House Judiciary Committee Chairman Jim Jordan (R-OH) just sent a letter to Attorney General Merrick Garland revealing new information related to the raid of former President Donald Trump’s residence and the Department of Justice’s reported indictment of President Donald Trump. This information was obtained from the Committee’s transcribed interview of Steven D’Antuono, the former Assistant Director-in-Charge of the FBI’s Washington Field Office. Mr. D’Antuono described several abnormalities in the raid.
According to Mr. D’Antuono, the abnormalities include:
The Miami Field Office did not conduct the search. Mr. D’Antuono testified that FBI headquarters made the decision to assign the execution of the search warrant to the Washington Field Office (WFO) despite the location of the search occurring in the territory of the FBI’s Miami Field Office. Mr. D’Antuono stated that he had “absolutely no idea” why this decision was made and questioned why the Miami Field Office was not taking the lead on this matter. Mr. D’Antuono stated that the FBI “learned a lot of stuff from [the] Crossfire Hurricane” investigation—notably “that the [FBI] Headquarters does not work the investigation, it is supposed to be the field offices working the investigations.” Mr. D’Antuono indicated that his “concern is that [the] DOJ was not following the same principles . . . .” In fact, as recently as May 2023, in response to the report of Special Counsel Durham, the FBI asserted that “investigations should be run out of the Field” and not from Washington, D.C.
The Department did not assign a U.S. Attorney’s Office to the matter. According to Mr. D’Antuono, it was unusual to not have a U.S. Attorney assigned to an investigative matter, especially a matter of this magnitude. He explained that he “didn’t understand why there wasn’t a US Attorney assigned” and “raised this concern a lot with” Department officials because this was out of the ordinary. Mr. D’Antuono indicated that he “never got a good answer” and was told that the National Security Division would be handling this matter—with Jay Bratt, who leads the Department’s counterintelligence division, as “the lead prosecutor on the case.” Mr. Bratt is the same Department lawyer who allegedly improperly pressured a lawyer representing an employee of President Trump.10 Mr. D’Antuono again noted his concern regarding lessons learned from Crossfire Hurricane, that the Justice Department was not following the principle that “Headquarters does not work the investigation . . . .”

_ _ _ _ _

● Goal:
Could you resume the passage above on the abnormalities Mr. D'Antuono described in the raid of Donald Trump's residence, starting right after its last sentence?

● Stored data:
_ _ _ _ _

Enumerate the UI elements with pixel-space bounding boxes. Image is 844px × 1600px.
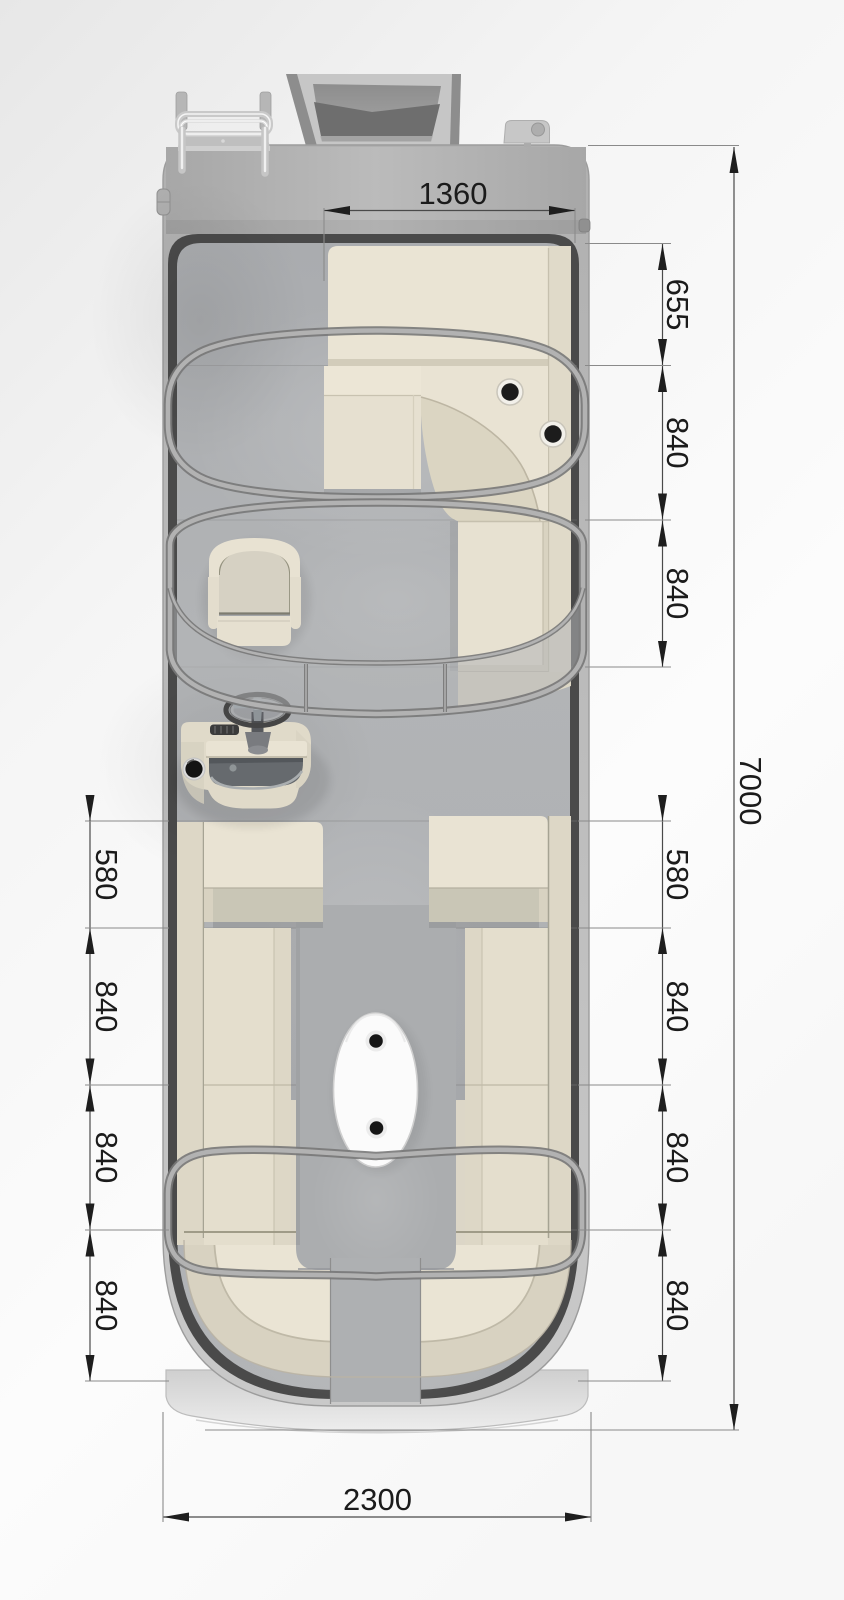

_ _ _ _ _

● The output:
The FBI did not first seek consent to effectuate the search. Mr. D’Antuono recounted a meeting between FBI and Department officials during which the Department assertively pushed for the FBI to promptly execute the search warrant.12 Based upon his over-20-year tenure at the FBI, Mr. D’Antuono testified that he believed that the FBI, prior to resorting to a search warrant, should have sought consent to search the premises. He testified that this outcome would have been “the best thing for all parties” involved— “[f]or the FBI, for former President Trump, and for the country . . . .” Mr. D’Antuono indicated a belief that either you or Director Christopher Wray made the decision to seek a search warrant, despite opposition from the line agents working this case in the WFO. Following that meeting, Mr. D’Antuono described how Justice Department counterintelligence official George Toscas—who also reportedly worked on the “Crossfire Hurricane and Clinton email investigations”—told him that FBI agents were ready to execute the warrant.16 Mr. D’Antuono pushed back on the Department for trying to unilaterally allocate FBI resources.
The FBI refused to wait for President Trump’s attorney to be present before executing the search. Mr. D’Antuono testified that the FBI sought to exclude President Trump’s attorney from the search, a move with which Mr. D’Antuono disagreed. Mr. D’Antuono believed that the FBI should have worked with the attorney to get consent to search the residence prior to seeking a warrant for the search. Mr. D’Antuono believes that “there was a good likelihood that [they] could have gotten consent . . . .”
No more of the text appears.